**Task directions**
Without including the pictures, copy out every line below.
====== Record list ======
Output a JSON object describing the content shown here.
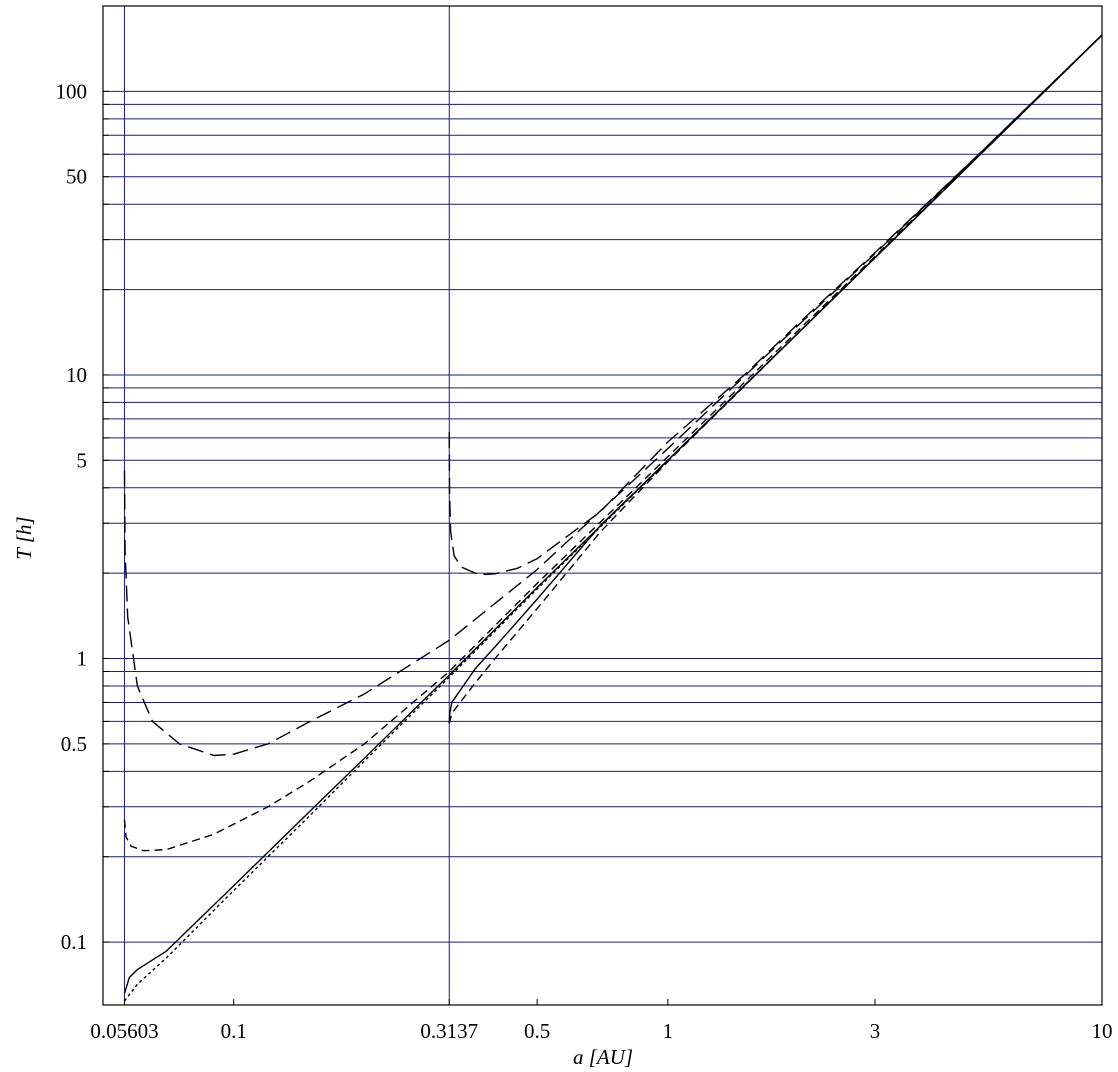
{
  "chart_data": {
    "type": "line",
    "xlabel": "a [AU]",
    "ylabel": "T [h]",
    "x_scale": "log",
    "y_scale": "log",
    "xlim": [
      0.05,
      10
    ],
    "ylim": [
      0.06,
      200
    ],
    "x_ticks": [
      {
        "value": 0.05603,
        "label": "0.05603"
      },
      {
        "value": 0.1,
        "label": "0.1"
      },
      {
        "value": 0.3137,
        "label": "0.3137"
      },
      {
        "value": 0.5,
        "label": "0.5"
      },
      {
        "value": 1,
        "label": "1"
      },
      {
        "value": 3,
        "label": "3"
      },
      {
        "value": 10,
        "label": "10"
      }
    ],
    "y_ticks": [
      {
        "value": 0.1,
        "label": "0.1"
      },
      {
        "value": 0.5,
        "label": "0.5"
      },
      {
        "value": 1,
        "label": "1"
      },
      {
        "value": 5,
        "label": "5"
      },
      {
        "value": 10,
        "label": "10"
      },
      {
        "value": 50,
        "label": "50"
      },
      {
        "value": 100,
        "label": "100"
      }
    ],
    "y_gridlines": [
      0.1,
      0.2,
      0.3,
      0.4,
      0.5,
      0.6,
      0.7,
      0.8,
      0.9,
      1,
      2,
      3,
      4,
      5,
      6,
      7,
      8,
      9,
      10,
      20,
      30,
      40,
      50,
      60,
      70,
      80,
      90,
      100
    ],
    "x_gridlines": [
      0.05603,
      0.3137
    ],
    "grid": true,
    "grid_color": "#1a1a8c",
    "line_color": "#000000",
    "series": [
      {
        "style": "solid",
        "x": [
          0.05603,
          0.0575,
          0.06,
          0.07,
          0.1,
          0.15,
          0.2,
          0.3137,
          0.5,
          1,
          2,
          3,
          5,
          10
        ],
        "y": [
          0.066,
          0.075,
          0.08,
          0.093,
          0.158,
          0.29,
          0.445,
          0.875,
          1.78,
          5.0,
          14.1,
          25.9,
          55.8,
          158
        ]
      },
      {
        "style": "dotted",
        "x": [
          0.05603,
          0.06,
          0.07,
          0.1,
          0.15,
          0.2,
          0.3137,
          0.5,
          1,
          2,
          3,
          5,
          10
        ],
        "y": [
          0.062,
          0.071,
          0.088,
          0.152,
          0.28,
          0.435,
          0.86,
          1.76,
          4.98,
          14.1,
          25.9,
          55.8,
          158
        ]
      },
      {
        "style": "dashed-short",
        "x": [
          0.05603,
          0.0565,
          0.058,
          0.062,
          0.07,
          0.09,
          0.12,
          0.15,
          0.2,
          0.3137,
          0.5,
          1,
          2,
          3,
          5,
          10
        ],
        "y": [
          0.27,
          0.235,
          0.218,
          0.21,
          0.212,
          0.24,
          0.3,
          0.37,
          0.5,
          0.9,
          1.84,
          5.15,
          14.4,
          26.2,
          56.1,
          158
        ]
      },
      {
        "style": "dashed-long",
        "x": [
          0.05603,
          0.0562,
          0.057,
          0.06,
          0.065,
          0.075,
          0.09,
          0.1,
          0.12,
          0.15,
          0.2,
          0.3137,
          0.5,
          1,
          2,
          3,
          5,
          10
        ],
        "y": [
          4.6,
          2.4,
          1.4,
          0.8,
          0.6,
          0.5,
          0.455,
          0.46,
          0.5,
          0.6,
          0.75,
          1.16,
          2.06,
          5.5,
          15.0,
          26.8,
          56.5,
          158
        ]
      },
      {
        "style": "solid",
        "x": [
          0.3137,
          0.3145,
          0.318,
          0.33,
          0.36,
          0.4,
          0.5,
          0.7,
          1,
          2,
          3,
          5,
          10
        ],
        "y": [
          0.59,
          0.64,
          0.7,
          0.76,
          0.92,
          1.1,
          1.62,
          2.95,
          5.0,
          14.1,
          25.9,
          55.8,
          158
        ]
      },
      {
        "style": "dashed-short",
        "x": [
          0.3137,
          0.318,
          0.33,
          0.36,
          0.4,
          0.5,
          0.7,
          1,
          2,
          3,
          5,
          10
        ],
        "y": [
          0.59,
          0.64,
          0.69,
          0.82,
          1.0,
          1.5,
          2.8,
          4.95,
          14.1,
          25.9,
          55.8,
          158
        ]
      },
      {
        "style": "dashed-long",
        "x": [
          0.3137,
          0.3142,
          0.316,
          0.322,
          0.335,
          0.36,
          0.38,
          0.4,
          0.45,
          0.5,
          0.7,
          1,
          1.5,
          2,
          3,
          5,
          10
        ],
        "y": [
          6.3,
          3.8,
          2.8,
          2.3,
          2.1,
          2.0,
          1.98,
          1.99,
          2.08,
          2.25,
          3.3,
          5.8,
          10.0,
          15.2,
          27.0,
          56.6,
          158
        ]
      }
    ]
  }
}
======
**Final answer**
Output a JSON object describing the content shown here.
{
  "chart_data": {
    "type": "line",
    "xlabel": "a [AU]",
    "ylabel": "T [h]",
    "x_scale": "log",
    "y_scale": "log",
    "xlim": [
      0.05,
      10
    ],
    "ylim": [
      0.06,
      200
    ],
    "x_ticks": [
      {
        "value": 0.05603,
        "label": "0.05603"
      },
      {
        "value": 0.1,
        "label": "0.1"
      },
      {
        "value": 0.3137,
        "label": "0.3137"
      },
      {
        "value": 0.5,
        "label": "0.5"
      },
      {
        "value": 1,
        "label": "1"
      },
      {
        "value": 3,
        "label": "3"
      },
      {
        "value": 10,
        "label": "10"
      }
    ],
    "y_ticks": [
      {
        "value": 0.1,
        "label": "0.1"
      },
      {
        "value": 0.5,
        "label": "0.5"
      },
      {
        "value": 1,
        "label": "1"
      },
      {
        "value": 5,
        "label": "5"
      },
      {
        "value": 10,
        "label": "10"
      },
      {
        "value": 50,
        "label": "50"
      },
      {
        "value": 100,
        "label": "100"
      }
    ],
    "y_gridlines": [
      0.1,
      0.2,
      0.3,
      0.4,
      0.5,
      0.6,
      0.7,
      0.8,
      0.9,
      1,
      2,
      3,
      4,
      5,
      6,
      7,
      8,
      9,
      10,
      20,
      30,
      40,
      50,
      60,
      70,
      80,
      90,
      100
    ],
    "x_gridlines": [
      0.05603,
      0.3137
    ],
    "grid": true,
    "grid_color": "#1a1a8c",
    "line_color": "#000000",
    "series": [
      {
        "style": "solid",
        "x": [
          0.05603,
          0.0575,
          0.06,
          0.07,
          0.1,
          0.15,
          0.2,
          0.3137,
          0.5,
          1,
          2,
          3,
          5,
          10
        ],
        "y": [
          0.066,
          0.075,
          0.08,
          0.093,
          0.158,
          0.29,
          0.445,
          0.875,
          1.78,
          5.0,
          14.1,
          25.9,
          55.8,
          158
        ]
      },
      {
        "style": "dotted",
        "x": [
          0.05603,
          0.06,
          0.07,
          0.1,
          0.15,
          0.2,
          0.3137,
          0.5,
          1,
          2,
          3,
          5,
          10
        ],
        "y": [
          0.062,
          0.071,
          0.088,
          0.152,
          0.28,
          0.435,
          0.86,
          1.76,
          4.98,
          14.1,
          25.9,
          55.8,
          158
        ]
      },
      {
        "style": "dashed-short",
        "x": [
          0.05603,
          0.0565,
          0.058,
          0.062,
          0.07,
          0.09,
          0.12,
          0.15,
          0.2,
          0.3137,
          0.5,
          1,
          2,
          3,
          5,
          10
        ],
        "y": [
          0.27,
          0.235,
          0.218,
          0.21,
          0.212,
          0.24,
          0.3,
          0.37,
          0.5,
          0.9,
          1.84,
          5.15,
          14.4,
          26.2,
          56.1,
          158
        ]
      },
      {
        "style": "dashed-long",
        "x": [
          0.05603,
          0.0562,
          0.057,
          0.06,
          0.065,
          0.075,
          0.09,
          0.1,
          0.12,
          0.15,
          0.2,
          0.3137,
          0.5,
          1,
          2,
          3,
          5,
          10
        ],
        "y": [
          4.6,
          2.4,
          1.4,
          0.8,
          0.6,
          0.5,
          0.455,
          0.46,
          0.5,
          0.6,
          0.75,
          1.16,
          2.06,
          5.5,
          15.0,
          26.8,
          56.5,
          158
        ]
      },
      {
        "style": "solid",
        "x": [
          0.3137,
          0.3145,
          0.318,
          0.33,
          0.36,
          0.4,
          0.5,
          0.7,
          1,
          2,
          3,
          5,
          10
        ],
        "y": [
          0.59,
          0.64,
          0.7,
          0.76,
          0.92,
          1.1,
          1.62,
          2.95,
          5.0,
          14.1,
          25.9,
          55.8,
          158
        ]
      },
      {
        "style": "dashed-short",
        "x": [
          0.3137,
          0.318,
          0.33,
          0.36,
          0.4,
          0.5,
          0.7,
          1,
          2,
          3,
          5,
          10
        ],
        "y": [
          0.59,
          0.64,
          0.69,
          0.82,
          1.0,
          1.5,
          2.8,
          4.95,
          14.1,
          25.9,
          55.8,
          158
        ]
      },
      {
        "style": "dashed-long",
        "x": [
          0.3137,
          0.3142,
          0.316,
          0.322,
          0.335,
          0.36,
          0.38,
          0.4,
          0.45,
          0.5,
          0.7,
          1,
          1.5,
          2,
          3,
          5,
          10
        ],
        "y": [
          6.3,
          3.8,
          2.8,
          2.3,
          2.1,
          2.0,
          1.98,
          1.99,
          2.08,
          2.25,
          3.3,
          5.8,
          10.0,
          15.2,
          27.0,
          56.6,
          158
        ]
      }
    ]
  }
}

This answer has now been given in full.